*Your objective*: Copy the data below exactly, omitting any picture it contains.

>> start Information given

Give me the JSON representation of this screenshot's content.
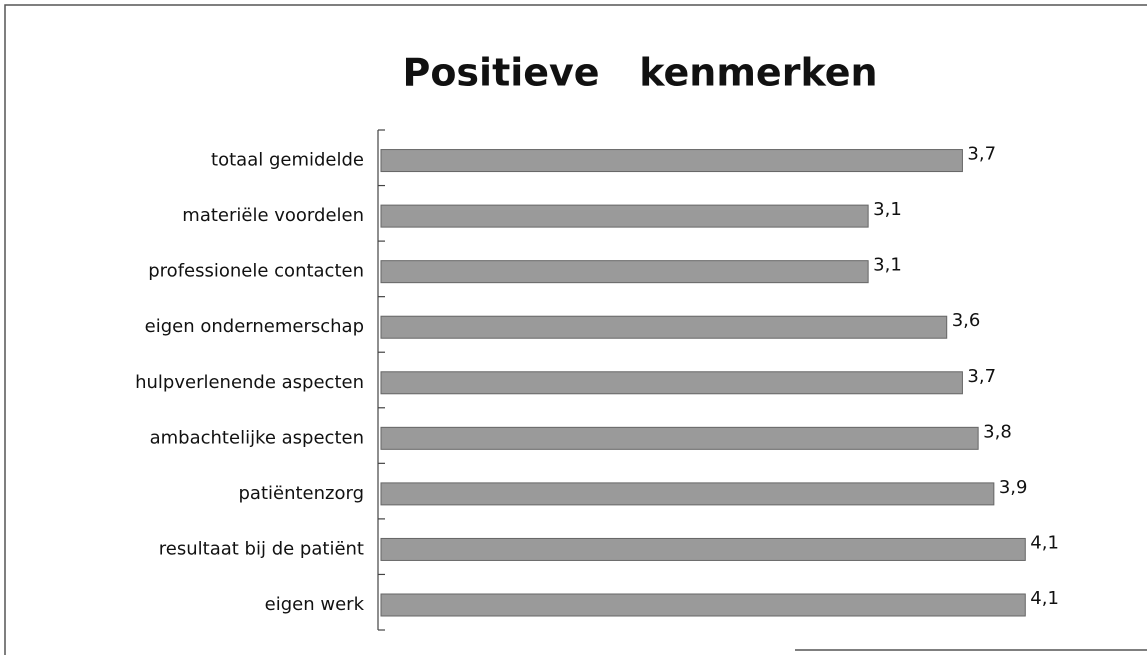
{
  "chart_data": {
    "type": "bar",
    "orientation": "horizontal",
    "title": "Positieve   kenmerken",
    "categories": [
      "totaal gemidelde",
      "materiële voordelen",
      "professionele contacten",
      "eigen ondernemerschap",
      "hulpverlenende aspecten",
      "ambachtelijke aspecten",
      "patiëntenzorg",
      "resultaat bij de patiënt",
      "eigen werk"
    ],
    "values": [
      3.7,
      3.1,
      3.1,
      3.6,
      3.7,
      3.8,
      3.9,
      4.1,
      4.1
    ],
    "value_labels": [
      "3,7",
      "3,1",
      "3,1",
      "3,6",
      "3,7",
      "3,8",
      "3,9",
      "4,1",
      "4,1"
    ],
    "color": "#9a9a9a",
    "xlim": [
      0,
      4.2
    ]
  }
}
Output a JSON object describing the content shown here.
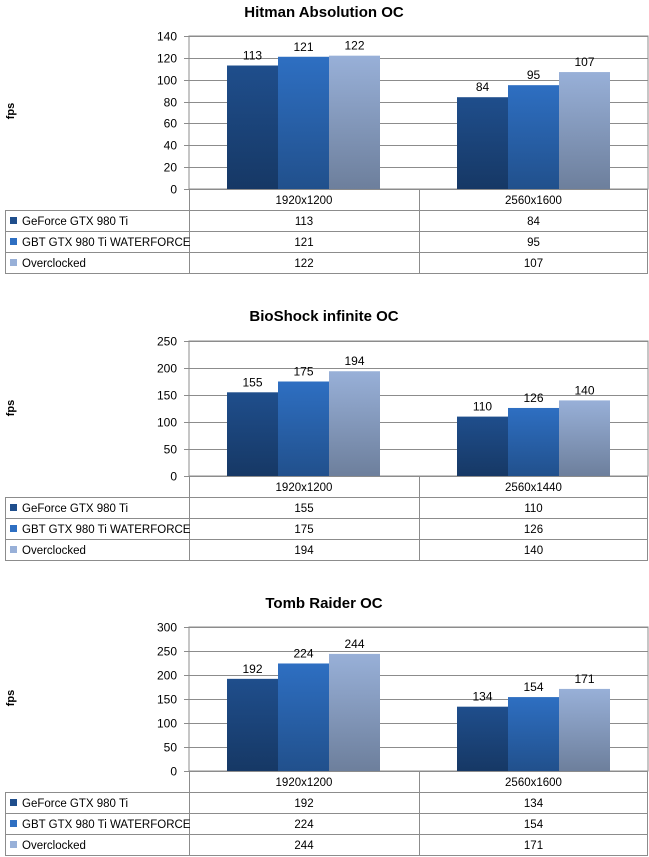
{
  "chart_data": [
    {
      "type": "bar",
      "title": "Hitman Absolution OC",
      "ylabel": "fps",
      "ylim": [
        0,
        140
      ],
      "ytick_step": 20,
      "yticks": [
        "0",
        "20",
        "40",
        "60",
        "80",
        "100",
        "120",
        "140"
      ],
      "categories": [
        "1920x1200",
        "2560x1600"
      ],
      "series": [
        {
          "name": "GeForce GTX 980 Ti",
          "values": [
            113,
            84
          ],
          "labels": [
            "113",
            "84"
          ],
          "color": "#1f4e8c"
        },
        {
          "name": "GBT GTX 980 Ti WATERFORCE",
          "values": [
            121,
            95
          ],
          "labels": [
            "121",
            "95"
          ],
          "color": "#2e6fc2"
        },
        {
          "name": "Overclocked",
          "values": [
            122,
            107
          ],
          "labels": [
            "122",
            "107"
          ],
          "color": "#98b0d8"
        }
      ],
      "legend": "data-table-below",
      "grid": true
    },
    {
      "type": "bar",
      "title": "BioShock infinite OC",
      "ylabel": "fps",
      "ylim": [
        0,
        250
      ],
      "ytick_step": 50,
      "yticks": [
        "0",
        "50",
        "100",
        "150",
        "200",
        "250"
      ],
      "categories": [
        "1920x1200",
        "2560x1440"
      ],
      "series": [
        {
          "name": "GeForce GTX 980 Ti",
          "values": [
            155,
            110
          ],
          "labels": [
            "155",
            "110"
          ],
          "color": "#1f4e8c"
        },
        {
          "name": "GBT GTX 980 Ti WATERFORCE",
          "values": [
            175,
            126
          ],
          "labels": [
            "175",
            "126"
          ],
          "color": "#2e6fc2"
        },
        {
          "name": "Overclocked",
          "values": [
            194,
            140
          ],
          "labels": [
            "194",
            "140"
          ],
          "color": "#98b0d8"
        }
      ],
      "legend": "data-table-below",
      "grid": true
    },
    {
      "type": "bar",
      "title": "Tomb Raider OC",
      "ylabel": "fps",
      "ylim": [
        0,
        300
      ],
      "ytick_step": 50,
      "yticks": [
        "0",
        "50",
        "100",
        "150",
        "200",
        "250",
        "300"
      ],
      "categories": [
        "1920x1200",
        "2560x1600"
      ],
      "series": [
        {
          "name": "GeForce GTX 980 Ti",
          "values": [
            192,
            134
          ],
          "labels": [
            "192",
            "134"
          ],
          "color": "#1f4e8c"
        },
        {
          "name": "GBT GTX 980 Ti WATERFORCE",
          "values": [
            224,
            154
          ],
          "labels": [
            "224",
            "154"
          ],
          "color": "#2e6fc2"
        },
        {
          "name": "Overclocked",
          "values": [
            244,
            171
          ],
          "labels": [
            "244",
            "171"
          ],
          "color": "#98b0d8"
        }
      ],
      "legend": "data-table-below",
      "grid": true
    }
  ]
}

>> end Information given

*Solution below*:
Give me the JSON representation of this screenshot's content.
{
  "chart_data": {
    "type": "bar",
    "orientation": "horizontal",
    "title": "Positieve   kenmerken",
    "categories": [
      "totaal gemidelde",
      "materiële voordelen",
      "professionele contacten",
      "eigen ondernemerschap",
      "hulpverlenende aspecten",
      "ambachtelijke aspecten",
      "patiëntenzorg",
      "resultaat bij de patiënt",
      "eigen werk"
    ],
    "values": [
      3.7,
      3.1,
      3.1,
      3.6,
      3.7,
      3.8,
      3.9,
      4.1,
      4.1
    ],
    "value_labels": [
      "3,7",
      "3,1",
      "3,1",
      "3,6",
      "3,7",
      "3,8",
      "3,9",
      "4,1",
      "4,1"
    ],
    "color": "#9a9a9a",
    "xlim": [
      0,
      4.2
    ]
  }
}
Output a JSON object describing the content shown here.
{
  "chart_data": [
    {
      "type": "bar",
      "title": "Hitman Absolution OC",
      "ylabel": "fps",
      "ylim": [
        0,
        140
      ],
      "ytick_step": 20,
      "yticks": [
        "0",
        "20",
        "40",
        "60",
        "80",
        "100",
        "120",
        "140"
      ],
      "categories": [
        "1920x1200",
        "2560x1600"
      ],
      "series": [
        {
          "name": "GeForce GTX 980 Ti",
          "values": [
            113,
            84
          ],
          "labels": [
            "113",
            "84"
          ],
          "color": "#1f4e8c"
        },
        {
          "name": "GBT GTX 980 Ti WATERFORCE",
          "values": [
            121,
            95
          ],
          "labels": [
            "121",
            "95"
          ],
          "color": "#2e6fc2"
        },
        {
          "name": "Overclocked",
          "values": [
            122,
            107
          ],
          "labels": [
            "122",
            "107"
          ],
          "color": "#98b0d8"
        }
      ],
      "legend": "data-table-below",
      "grid": true
    },
    {
      "type": "bar",
      "title": "BioShock infinite OC",
      "ylabel": "fps",
      "ylim": [
        0,
        250
      ],
      "ytick_step": 50,
      "yticks": [
        "0",
        "50",
        "100",
        "150",
        "200",
        "250"
      ],
      "categories": [
        "1920x1200",
        "2560x1440"
      ],
      "series": [
        {
          "name": "GeForce GTX 980 Ti",
          "values": [
            155,
            110
          ],
          "labels": [
            "155",
            "110"
          ],
          "color": "#1f4e8c"
        },
        {
          "name": "GBT GTX 980 Ti WATERFORCE",
          "values": [
            175,
            126
          ],
          "labels": [
            "175",
            "126"
          ],
          "color": "#2e6fc2"
        },
        {
          "name": "Overclocked",
          "values": [
            194,
            140
          ],
          "labels": [
            "194",
            "140"
          ],
          "color": "#98b0d8"
        }
      ],
      "legend": "data-table-below",
      "grid": true
    },
    {
      "type": "bar",
      "title": "Tomb Raider OC",
      "ylabel": "fps",
      "ylim": [
        0,
        300
      ],
      "ytick_step": 50,
      "yticks": [
        "0",
        "50",
        "100",
        "150",
        "200",
        "250",
        "300"
      ],
      "categories": [
        "1920x1200",
        "2560x1600"
      ],
      "series": [
        {
          "name": "GeForce GTX 980 Ti",
          "values": [
            192,
            134
          ],
          "labels": [
            "192",
            "134"
          ],
          "color": "#1f4e8c"
        },
        {
          "name": "GBT GTX 980 Ti WATERFORCE",
          "values": [
            224,
            154
          ],
          "labels": [
            "224",
            "154"
          ],
          "color": "#2e6fc2"
        },
        {
          "name": "Overclocked",
          "values": [
            244,
            171
          ],
          "labels": [
            "244",
            "171"
          ],
          "color": "#98b0d8"
        }
      ],
      "legend": "data-table-below",
      "grid": true
    }
  ]
}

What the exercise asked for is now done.